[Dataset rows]

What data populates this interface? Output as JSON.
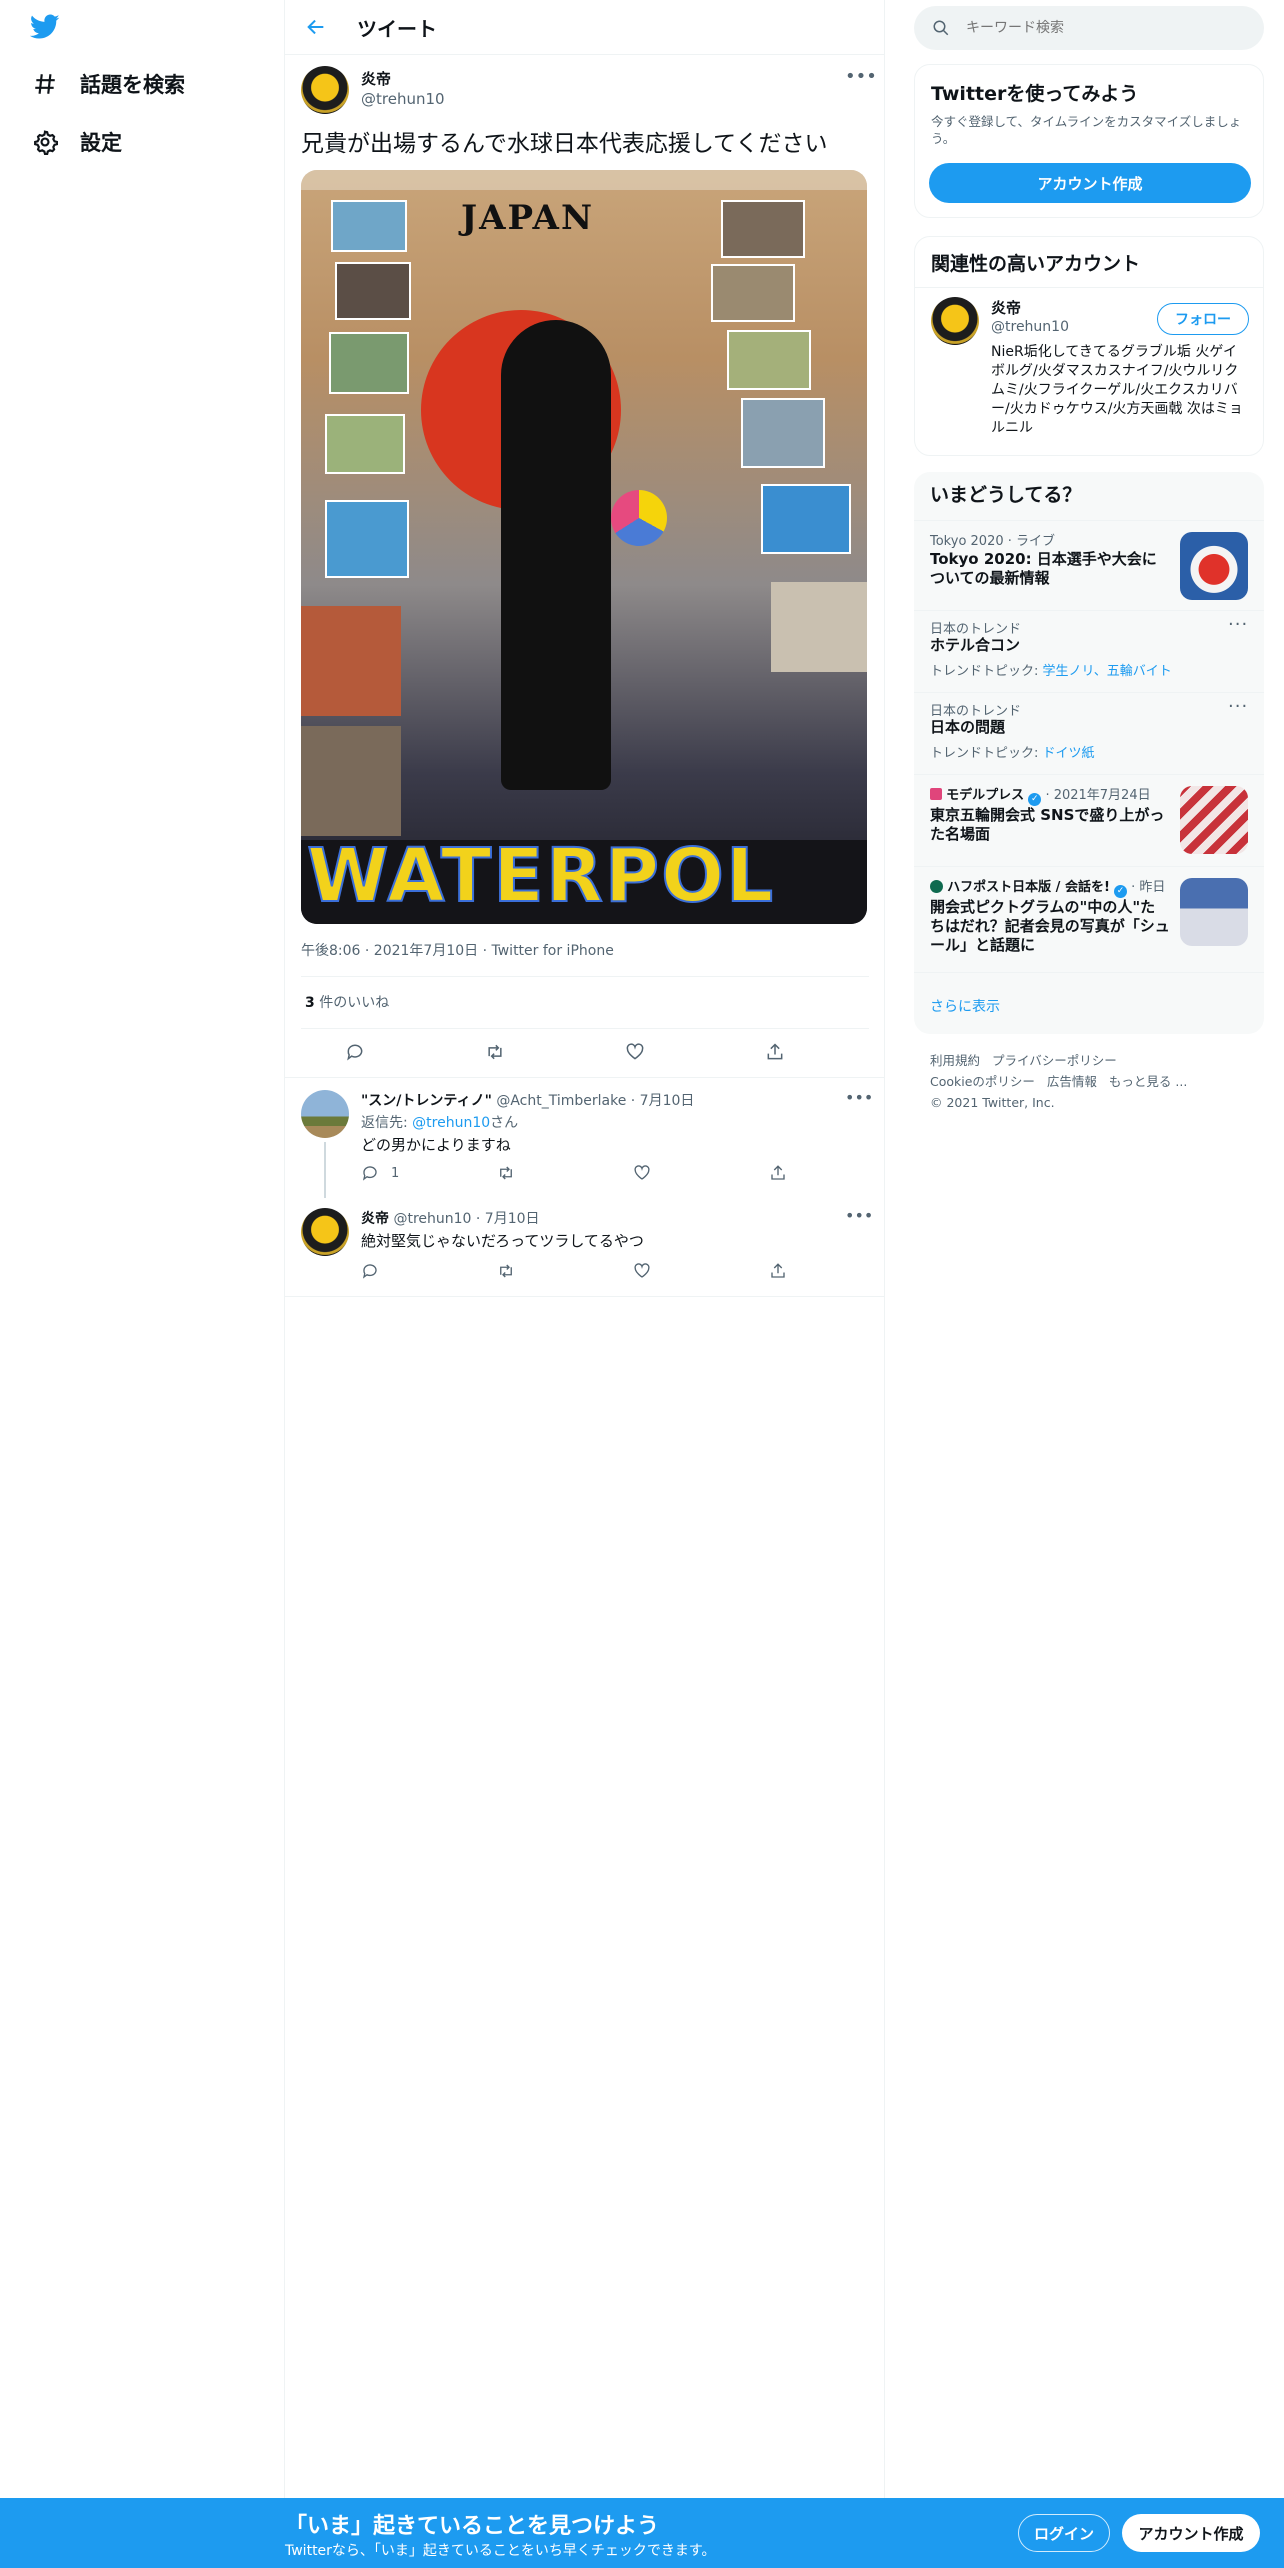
{
  "nav": {
    "explore_label": "話題を検索",
    "settings_label": "設定"
  },
  "header": {
    "title": "ツイート"
  },
  "tweet": {
    "author_name": "炎帝",
    "author_handle": "@trehun10",
    "text": "兄貴が出場するんで水球日本代表応援してください",
    "image_text_top": "JAPAN",
    "image_text_bottom": "WATERPOL",
    "timestamp": "午後8:06 · 2021年7月10日 · Twitter for iPhone",
    "likes_count": "3",
    "likes_label": " 件のいいね"
  },
  "replies": [
    {
      "name": "\"スン/トレンティノ\"",
      "handle": "@Acht_Timberlake",
      "date": "· 7月10日",
      "reply_to_prefix": "返信先: ",
      "reply_to_handle": "@trehun10",
      "reply_to_suffix": "さん",
      "text": "どの男かによりますね",
      "reply_count": "1"
    },
    {
      "name": "炎帝",
      "handle": "@trehun10",
      "date": "· 7月10日",
      "text": "絶対堅気じゃないだろってツラしてるやつ"
    }
  ],
  "search": {
    "placeholder": "キーワード検索"
  },
  "signup": {
    "title": "Twitterを使ってみよう",
    "desc": "今すぐ登録して、タイムラインをカスタマイズしましょう。",
    "button": "アカウント作成"
  },
  "related": {
    "title": "関連性の高いアカウント",
    "name": "炎帝",
    "handle": "@trehun10",
    "follow": "フォロー",
    "bio": "NieR垢化してきてるグラブル垢 火ゲイボルグ/火ダマスカスナイフ/火ウルリクムミ/火フライクーゲル/火エクスカリバー/火カドゥケウス/火方天画戟 次はミョルニル"
  },
  "trends": {
    "title": "いまどうしてる？",
    "items": [
      {
        "meta": "Tokyo 2020 · ライブ",
        "title": "Tokyo 2020: 日本選手や大会についての最新情報"
      },
      {
        "meta": "日本のトレンド",
        "title": "ホテル合コン",
        "topics_label": "トレンドトピック: ",
        "topics": "学生ノリ、五輪バイト"
      },
      {
        "meta": "日本のトレンド",
        "title": "日本の問題",
        "topics_label": "トレンドトピック: ",
        "topics": "ドイツ紙"
      },
      {
        "source": "モデルプレス",
        "meta": "· 2021年7月24日",
        "title": "東京五輪開会式 SNSで盛り上がった名場面"
      },
      {
        "source": "ハフポスト日本版 / 会話を!",
        "meta": "· 昨日",
        "title": "開会式ピクトグラムの\"中の人\"たちはだれ？記者会見の写真が「シュール」と話題に"
      }
    ],
    "show_more": "さらに表示"
  },
  "footer": {
    "line1": [
      "利用規約",
      "プライバシーポリシー"
    ],
    "line2": [
      "Cookieのポリシー",
      "広告情報",
      "もっと見る ..."
    ],
    "copyright": "© 2021 Twitter, Inc."
  },
  "bottom_bar": {
    "title": "「いま」起きていることを見つけよう",
    "subtitle": "Twitterなら、「いま」起きていることをいち早くチェックできます。",
    "login": "ログイン",
    "signup": "アカウント作成"
  },
  "colors": {
    "accent": "#1d9bf0",
    "text": "#0f1419",
    "muted": "#536471"
  }
}
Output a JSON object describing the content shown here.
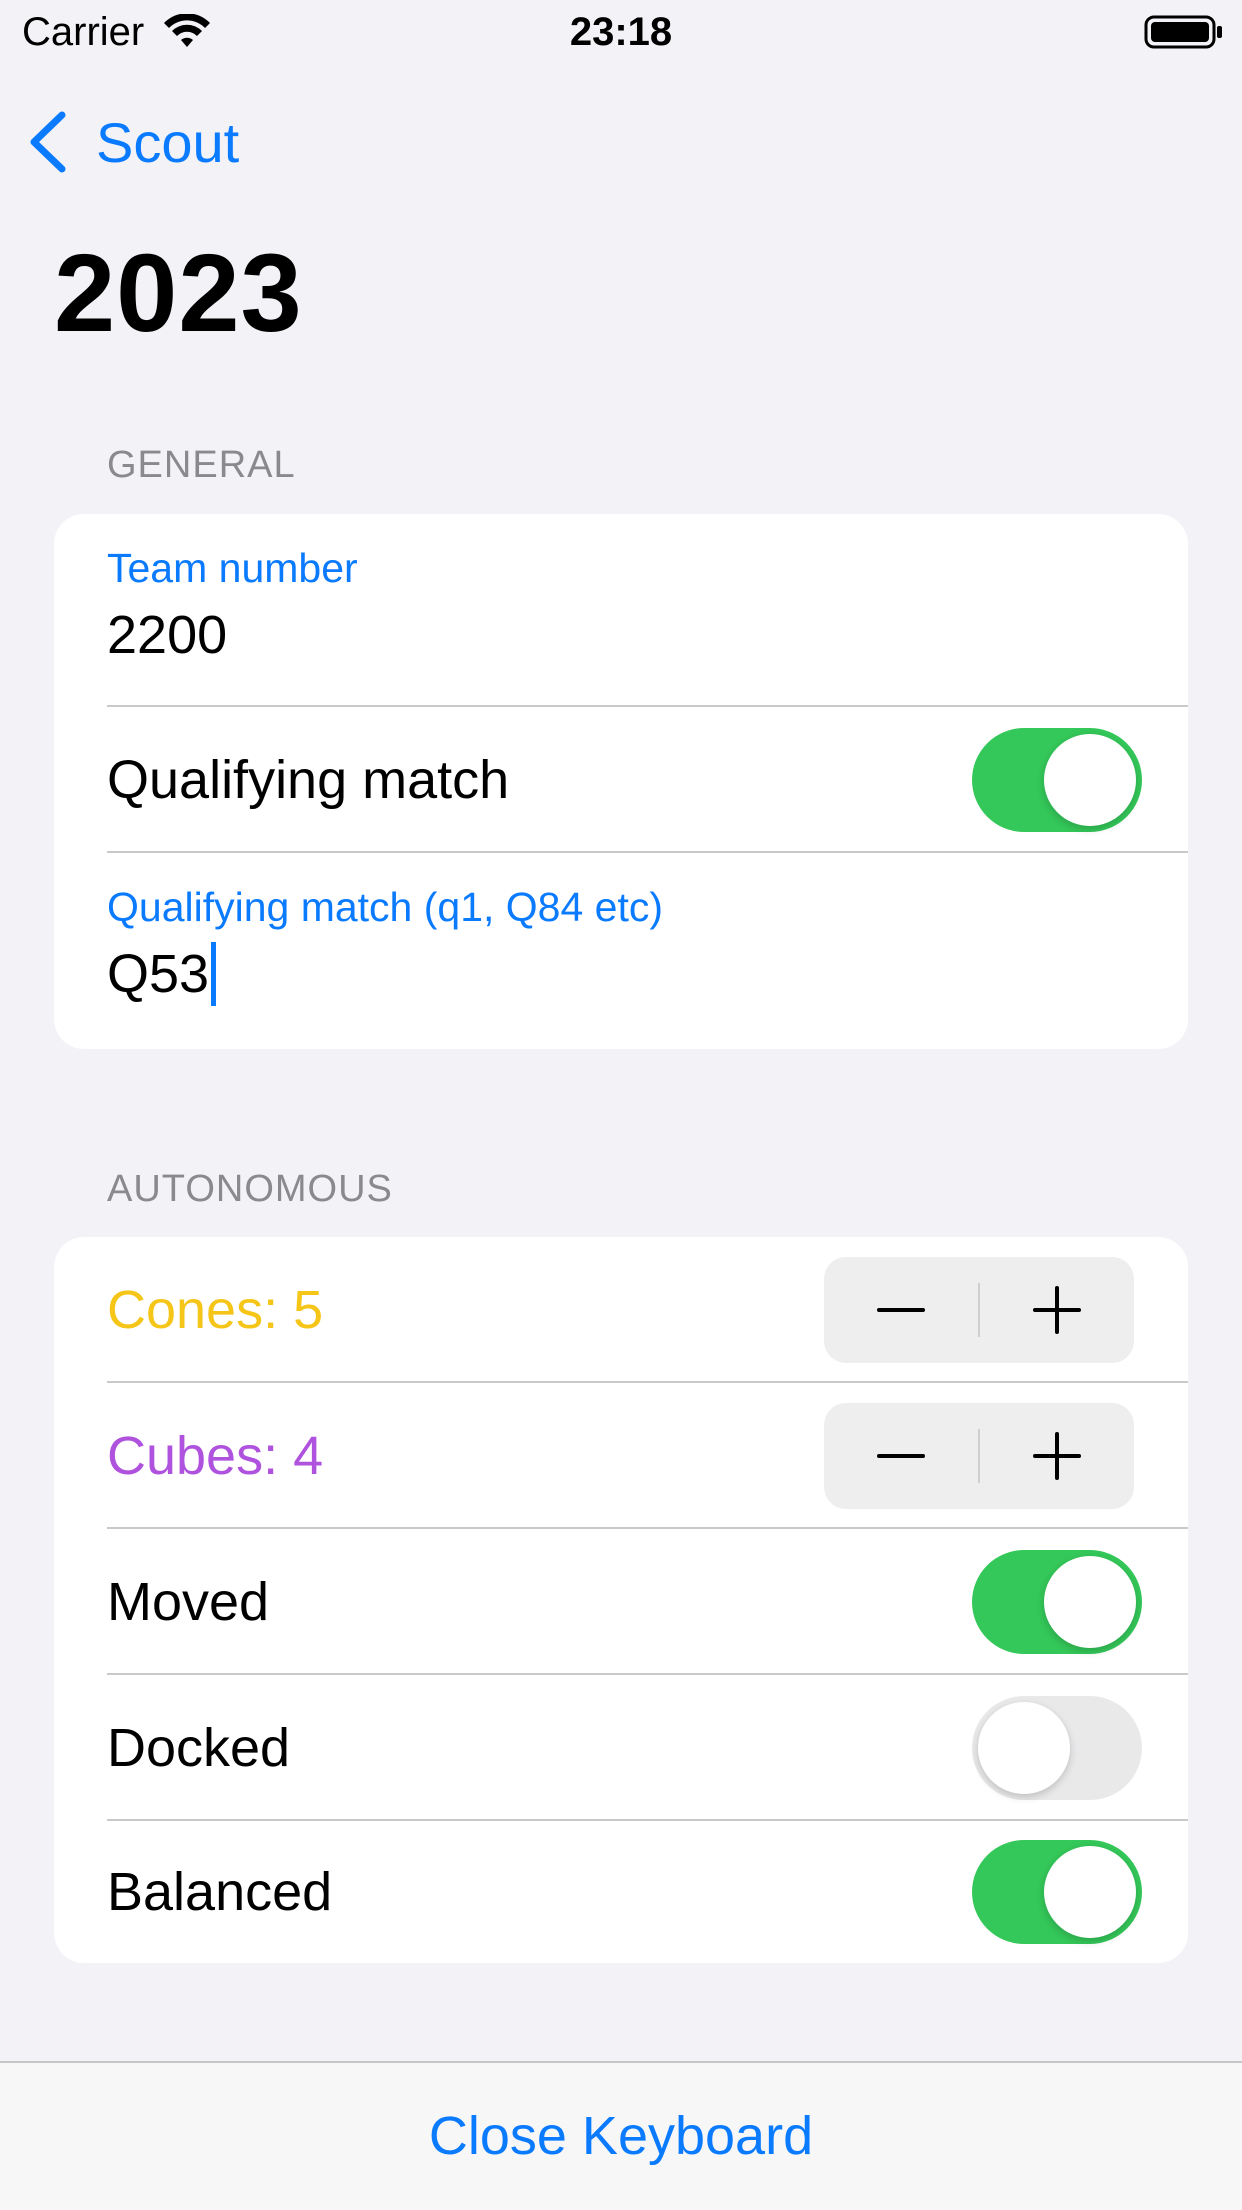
{
  "status_bar": {
    "carrier": "Carrier",
    "time": "23:18"
  },
  "nav": {
    "back_label": "Scout",
    "title": "2023"
  },
  "general": {
    "header": "GENERAL",
    "team_number_label": "Team number",
    "team_number_value": "2200",
    "qualifying_match_label": "Qualifying match",
    "qualifying_match_on": true,
    "qualifying_match_field_label": "Qualifying match (q1, Q84 etc)",
    "qualifying_match_value": "Q53"
  },
  "autonomous": {
    "header": "AUTONOMOUS",
    "cones_label": "Cones: 5",
    "cones_count": 5,
    "cubes_label": "Cubes: 4",
    "cubes_count": 4,
    "moved_label": "Moved",
    "moved_on": true,
    "docked_label": "Docked",
    "docked_on": false,
    "balanced_label": "Balanced",
    "balanced_on": true
  },
  "bottom_bar": {
    "close_keyboard_label": "Close Keyboard"
  },
  "colors": {
    "accent": "#0a7aff",
    "toggle_on": "#34c759",
    "cones": "#f5c518",
    "cubes": "#af52de",
    "background": "#f2f2f7"
  }
}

• **EXERCISE DIRECTIONS**
Search the preceding listing for "Tokyo" and extract every line where it is found.

• **RESULT OF THIS EXERCISE**
        "meta": "Tokyo 2020 · ライブ",
        "title": "Tokyo 2020: 日本選手や大会についての最新情報"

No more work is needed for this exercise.